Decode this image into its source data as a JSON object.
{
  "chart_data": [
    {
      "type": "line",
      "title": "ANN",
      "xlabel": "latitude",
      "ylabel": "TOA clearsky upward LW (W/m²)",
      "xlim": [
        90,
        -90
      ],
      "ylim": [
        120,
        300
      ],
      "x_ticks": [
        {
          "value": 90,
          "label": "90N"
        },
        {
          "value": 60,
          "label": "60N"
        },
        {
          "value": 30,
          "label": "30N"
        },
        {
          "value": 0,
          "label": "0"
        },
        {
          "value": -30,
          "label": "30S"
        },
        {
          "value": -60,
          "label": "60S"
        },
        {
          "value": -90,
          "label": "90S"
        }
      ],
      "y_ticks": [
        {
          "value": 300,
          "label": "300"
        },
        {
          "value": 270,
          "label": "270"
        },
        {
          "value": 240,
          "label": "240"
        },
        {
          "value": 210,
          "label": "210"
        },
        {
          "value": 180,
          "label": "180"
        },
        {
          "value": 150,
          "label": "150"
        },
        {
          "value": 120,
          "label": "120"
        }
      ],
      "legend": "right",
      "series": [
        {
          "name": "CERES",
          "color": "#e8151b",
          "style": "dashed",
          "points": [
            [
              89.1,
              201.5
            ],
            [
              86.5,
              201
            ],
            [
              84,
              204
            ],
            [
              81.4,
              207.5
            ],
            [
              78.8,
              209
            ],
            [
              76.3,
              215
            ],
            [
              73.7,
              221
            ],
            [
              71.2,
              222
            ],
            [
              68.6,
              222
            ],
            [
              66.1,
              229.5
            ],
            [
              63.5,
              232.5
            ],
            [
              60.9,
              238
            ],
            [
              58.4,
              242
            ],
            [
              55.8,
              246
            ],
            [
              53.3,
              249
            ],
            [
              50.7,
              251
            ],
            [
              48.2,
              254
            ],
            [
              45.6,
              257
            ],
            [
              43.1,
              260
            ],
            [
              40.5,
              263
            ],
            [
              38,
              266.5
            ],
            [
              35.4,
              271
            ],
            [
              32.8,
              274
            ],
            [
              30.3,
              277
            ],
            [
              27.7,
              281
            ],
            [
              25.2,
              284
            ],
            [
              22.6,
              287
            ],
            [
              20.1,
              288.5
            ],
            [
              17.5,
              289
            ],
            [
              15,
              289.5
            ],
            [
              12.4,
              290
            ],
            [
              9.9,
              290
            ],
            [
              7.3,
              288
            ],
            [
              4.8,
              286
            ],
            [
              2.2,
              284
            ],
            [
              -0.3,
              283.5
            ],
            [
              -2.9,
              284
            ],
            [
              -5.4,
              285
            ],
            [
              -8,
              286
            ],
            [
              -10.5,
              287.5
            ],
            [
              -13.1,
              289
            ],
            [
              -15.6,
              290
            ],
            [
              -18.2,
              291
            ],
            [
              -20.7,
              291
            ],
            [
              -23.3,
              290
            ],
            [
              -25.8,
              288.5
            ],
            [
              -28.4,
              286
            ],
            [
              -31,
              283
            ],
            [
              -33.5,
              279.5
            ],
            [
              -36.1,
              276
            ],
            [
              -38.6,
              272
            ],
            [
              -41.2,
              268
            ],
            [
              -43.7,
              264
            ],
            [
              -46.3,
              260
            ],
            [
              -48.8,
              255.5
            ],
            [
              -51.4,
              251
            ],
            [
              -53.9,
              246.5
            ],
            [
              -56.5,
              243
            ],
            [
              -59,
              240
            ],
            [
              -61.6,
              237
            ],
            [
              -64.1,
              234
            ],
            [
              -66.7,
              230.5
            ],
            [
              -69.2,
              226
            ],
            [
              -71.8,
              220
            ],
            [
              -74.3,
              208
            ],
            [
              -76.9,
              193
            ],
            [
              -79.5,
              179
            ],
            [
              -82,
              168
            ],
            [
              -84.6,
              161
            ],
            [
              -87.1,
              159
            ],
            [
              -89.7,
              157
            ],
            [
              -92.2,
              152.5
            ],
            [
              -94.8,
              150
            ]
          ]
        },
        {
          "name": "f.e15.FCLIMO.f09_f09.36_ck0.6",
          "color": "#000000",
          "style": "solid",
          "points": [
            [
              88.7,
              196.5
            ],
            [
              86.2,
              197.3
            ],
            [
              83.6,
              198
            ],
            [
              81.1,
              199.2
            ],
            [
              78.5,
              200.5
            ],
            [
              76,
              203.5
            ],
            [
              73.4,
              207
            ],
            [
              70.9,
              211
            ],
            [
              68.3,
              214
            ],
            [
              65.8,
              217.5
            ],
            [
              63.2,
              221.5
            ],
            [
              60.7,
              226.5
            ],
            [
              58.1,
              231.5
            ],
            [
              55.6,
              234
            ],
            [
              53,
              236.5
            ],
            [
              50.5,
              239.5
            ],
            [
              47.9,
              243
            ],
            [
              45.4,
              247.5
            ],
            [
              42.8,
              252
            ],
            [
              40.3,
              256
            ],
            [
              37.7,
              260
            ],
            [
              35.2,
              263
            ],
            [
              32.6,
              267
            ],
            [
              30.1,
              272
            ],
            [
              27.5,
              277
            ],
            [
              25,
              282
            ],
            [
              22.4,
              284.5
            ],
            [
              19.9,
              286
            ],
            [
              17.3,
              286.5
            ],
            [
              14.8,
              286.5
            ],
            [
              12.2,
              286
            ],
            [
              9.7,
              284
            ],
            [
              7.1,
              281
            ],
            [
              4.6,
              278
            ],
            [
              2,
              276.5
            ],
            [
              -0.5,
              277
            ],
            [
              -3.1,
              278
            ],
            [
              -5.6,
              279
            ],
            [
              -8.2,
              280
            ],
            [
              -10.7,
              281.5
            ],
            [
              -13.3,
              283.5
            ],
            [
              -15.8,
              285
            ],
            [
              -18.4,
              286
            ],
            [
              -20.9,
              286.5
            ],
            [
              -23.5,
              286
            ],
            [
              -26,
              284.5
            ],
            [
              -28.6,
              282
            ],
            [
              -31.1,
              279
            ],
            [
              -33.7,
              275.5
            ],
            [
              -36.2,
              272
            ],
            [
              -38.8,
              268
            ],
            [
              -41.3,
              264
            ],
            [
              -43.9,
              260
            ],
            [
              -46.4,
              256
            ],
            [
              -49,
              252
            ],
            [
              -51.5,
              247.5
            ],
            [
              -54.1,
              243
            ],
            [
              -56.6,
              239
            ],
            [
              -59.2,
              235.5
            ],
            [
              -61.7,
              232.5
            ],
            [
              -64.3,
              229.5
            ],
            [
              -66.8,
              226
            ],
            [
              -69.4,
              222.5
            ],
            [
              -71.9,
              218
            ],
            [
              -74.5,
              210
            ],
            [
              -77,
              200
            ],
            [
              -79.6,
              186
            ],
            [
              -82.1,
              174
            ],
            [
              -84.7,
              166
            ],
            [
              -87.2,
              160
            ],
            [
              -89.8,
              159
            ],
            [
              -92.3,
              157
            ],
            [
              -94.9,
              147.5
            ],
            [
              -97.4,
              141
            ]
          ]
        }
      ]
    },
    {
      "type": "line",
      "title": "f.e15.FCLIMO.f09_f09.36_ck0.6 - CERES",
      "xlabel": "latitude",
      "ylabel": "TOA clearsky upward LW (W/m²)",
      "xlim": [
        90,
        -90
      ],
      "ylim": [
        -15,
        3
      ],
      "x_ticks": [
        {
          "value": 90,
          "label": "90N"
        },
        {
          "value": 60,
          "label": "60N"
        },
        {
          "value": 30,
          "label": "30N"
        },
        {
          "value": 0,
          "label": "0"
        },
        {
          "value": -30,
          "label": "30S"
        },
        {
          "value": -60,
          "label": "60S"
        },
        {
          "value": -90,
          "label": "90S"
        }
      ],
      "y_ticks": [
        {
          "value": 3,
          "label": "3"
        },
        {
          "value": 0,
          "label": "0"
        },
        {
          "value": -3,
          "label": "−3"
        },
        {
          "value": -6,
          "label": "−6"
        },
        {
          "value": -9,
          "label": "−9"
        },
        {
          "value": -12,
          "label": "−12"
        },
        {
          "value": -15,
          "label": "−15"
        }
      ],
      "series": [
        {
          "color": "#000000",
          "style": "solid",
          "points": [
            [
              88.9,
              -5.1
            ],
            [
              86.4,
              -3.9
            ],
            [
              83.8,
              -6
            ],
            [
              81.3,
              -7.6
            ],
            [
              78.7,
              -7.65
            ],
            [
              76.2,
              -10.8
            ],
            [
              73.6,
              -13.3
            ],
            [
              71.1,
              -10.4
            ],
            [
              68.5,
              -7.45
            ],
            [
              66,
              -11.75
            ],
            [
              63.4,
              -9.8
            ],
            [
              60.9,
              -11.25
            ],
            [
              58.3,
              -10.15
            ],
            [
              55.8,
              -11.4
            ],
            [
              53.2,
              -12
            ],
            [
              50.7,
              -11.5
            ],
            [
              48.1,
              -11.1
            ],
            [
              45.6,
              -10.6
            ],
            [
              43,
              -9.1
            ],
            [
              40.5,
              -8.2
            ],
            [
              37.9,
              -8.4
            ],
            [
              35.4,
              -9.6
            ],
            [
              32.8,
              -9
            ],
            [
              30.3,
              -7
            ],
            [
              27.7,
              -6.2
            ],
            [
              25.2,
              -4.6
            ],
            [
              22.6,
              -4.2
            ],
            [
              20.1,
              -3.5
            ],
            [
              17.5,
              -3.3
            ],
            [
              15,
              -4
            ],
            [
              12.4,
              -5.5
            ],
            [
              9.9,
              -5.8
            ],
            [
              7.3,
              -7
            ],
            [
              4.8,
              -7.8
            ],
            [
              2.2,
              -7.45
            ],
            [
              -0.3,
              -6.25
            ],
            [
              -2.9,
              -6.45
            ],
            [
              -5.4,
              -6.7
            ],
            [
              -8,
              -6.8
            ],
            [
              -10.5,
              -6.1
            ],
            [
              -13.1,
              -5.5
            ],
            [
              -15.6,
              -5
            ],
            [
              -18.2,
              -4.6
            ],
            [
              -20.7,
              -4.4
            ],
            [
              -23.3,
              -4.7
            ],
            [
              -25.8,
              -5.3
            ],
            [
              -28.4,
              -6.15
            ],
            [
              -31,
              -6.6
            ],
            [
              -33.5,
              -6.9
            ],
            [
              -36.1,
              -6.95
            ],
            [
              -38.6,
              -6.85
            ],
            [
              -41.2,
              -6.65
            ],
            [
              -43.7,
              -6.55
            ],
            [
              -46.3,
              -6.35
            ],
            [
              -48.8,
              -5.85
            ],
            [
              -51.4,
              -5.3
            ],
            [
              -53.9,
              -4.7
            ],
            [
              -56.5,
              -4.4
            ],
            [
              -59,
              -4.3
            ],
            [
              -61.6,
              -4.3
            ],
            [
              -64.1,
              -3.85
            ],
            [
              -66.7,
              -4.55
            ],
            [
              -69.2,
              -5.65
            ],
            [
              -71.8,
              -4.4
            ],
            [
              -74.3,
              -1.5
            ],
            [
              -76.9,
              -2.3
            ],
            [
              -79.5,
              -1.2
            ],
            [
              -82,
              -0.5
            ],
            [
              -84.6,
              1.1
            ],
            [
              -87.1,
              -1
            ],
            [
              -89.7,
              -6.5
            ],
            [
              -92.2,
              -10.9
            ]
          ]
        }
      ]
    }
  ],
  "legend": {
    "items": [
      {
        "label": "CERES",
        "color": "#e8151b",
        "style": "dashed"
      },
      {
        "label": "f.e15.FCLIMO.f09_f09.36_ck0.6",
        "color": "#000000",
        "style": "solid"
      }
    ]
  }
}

» **WORK INSTRUCTIONS**: Which lines above contain "color"? Show each of them.

» **SOLUTION TO THE PROBLEM**:
          "color": "#e8151b",
          "color": "#000000",
          "color": "#000000",
        "color": "#e8151b",
        "color": "#000000",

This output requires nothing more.